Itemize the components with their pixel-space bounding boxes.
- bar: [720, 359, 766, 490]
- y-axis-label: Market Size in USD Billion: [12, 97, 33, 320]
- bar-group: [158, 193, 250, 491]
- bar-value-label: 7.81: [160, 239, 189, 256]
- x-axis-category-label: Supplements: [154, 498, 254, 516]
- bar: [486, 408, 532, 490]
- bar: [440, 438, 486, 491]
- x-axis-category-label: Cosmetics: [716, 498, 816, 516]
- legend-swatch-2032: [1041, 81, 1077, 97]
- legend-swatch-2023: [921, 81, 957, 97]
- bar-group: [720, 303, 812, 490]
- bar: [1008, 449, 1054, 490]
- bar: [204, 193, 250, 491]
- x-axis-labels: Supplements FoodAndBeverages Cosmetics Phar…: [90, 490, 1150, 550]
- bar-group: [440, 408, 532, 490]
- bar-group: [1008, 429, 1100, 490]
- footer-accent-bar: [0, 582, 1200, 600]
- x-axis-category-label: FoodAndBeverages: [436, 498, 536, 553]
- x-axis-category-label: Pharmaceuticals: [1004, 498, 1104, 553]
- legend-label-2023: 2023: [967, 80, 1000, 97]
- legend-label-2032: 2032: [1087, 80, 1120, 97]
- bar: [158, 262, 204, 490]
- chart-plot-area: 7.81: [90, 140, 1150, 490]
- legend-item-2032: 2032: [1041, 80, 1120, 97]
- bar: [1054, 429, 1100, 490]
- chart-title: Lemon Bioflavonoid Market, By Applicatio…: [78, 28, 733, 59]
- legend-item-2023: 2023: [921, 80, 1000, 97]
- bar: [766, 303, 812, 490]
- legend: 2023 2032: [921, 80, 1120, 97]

* _Goal_: Recast every line of the items above as a JSON list of strings, with one string per line and blank lines left out.

* _Result of the exercise_:
[
  "Itemize the components with their pixel-space bounding boxes.",
  "- bar: [720, 359, 766, 490]",
  "- y-axis-label: Market Size in USD Billion: [12, 97, 33, 320]",
  "- bar-group: [158, 193, 250, 491]",
  "- bar-value-label: 7.81: [160, 239, 189, 256]",
  "- x-axis-category-label: Supplements: [154, 498, 254, 516]",
  "- bar: [486, 408, 532, 490]",
  "- bar: [440, 438, 486, 491]",
  "- x-axis-category-label: Cosmetics: [716, 498, 816, 516]",
  "- legend-swatch-2032: [1041, 81, 1077, 97]",
  "- legend-swatch-2023: [921, 81, 957, 97]",
  "- bar-group: [720, 303, 812, 490]",
  "- bar: [1008, 449, 1054, 490]",
  "- bar: [204, 193, 250, 491]",
  "- x-axis-labels: Supplements FoodAndBeverages Cosmetics Phar…: [90, 490, 1150, 550]",
  "- bar-group: [440, 408, 532, 490]",
  "- bar-group: [1008, 429, 1100, 490]",
  "- footer-accent-bar: [0, 582, 1200, 600]",
  "- x-axis-category-label: FoodAndBeverages: [436, 498, 536, 553]",
  "- x-axis-category-label: Pharmaceuticals: [1004, 498, 1104, 553]",
  "- legend-label-2023: 2023: [967, 80, 1000, 97]",
  "- legend-label-2032: 2032: [1087, 80, 1120, 97]",
  "- bar: [158, 262, 204, 490]",
  "- chart-plot-area: 7.81: [90, 140, 1150, 490]",
  "- legend-item-2032: 2032: [1041, 80, 1120, 97]",
  "- bar: [1054, 429, 1100, 490]",
  "- chart-title: Lemon Bioflavonoid Market, By Applicatio…: [78, 28, 733, 59]",
  "- legend-item-2023: 2023: [921, 80, 1000, 97]",
  "- bar: [766, 303, 812, 490]",
  "- legend: 2023 2032: [921, 80, 1120, 97]"
]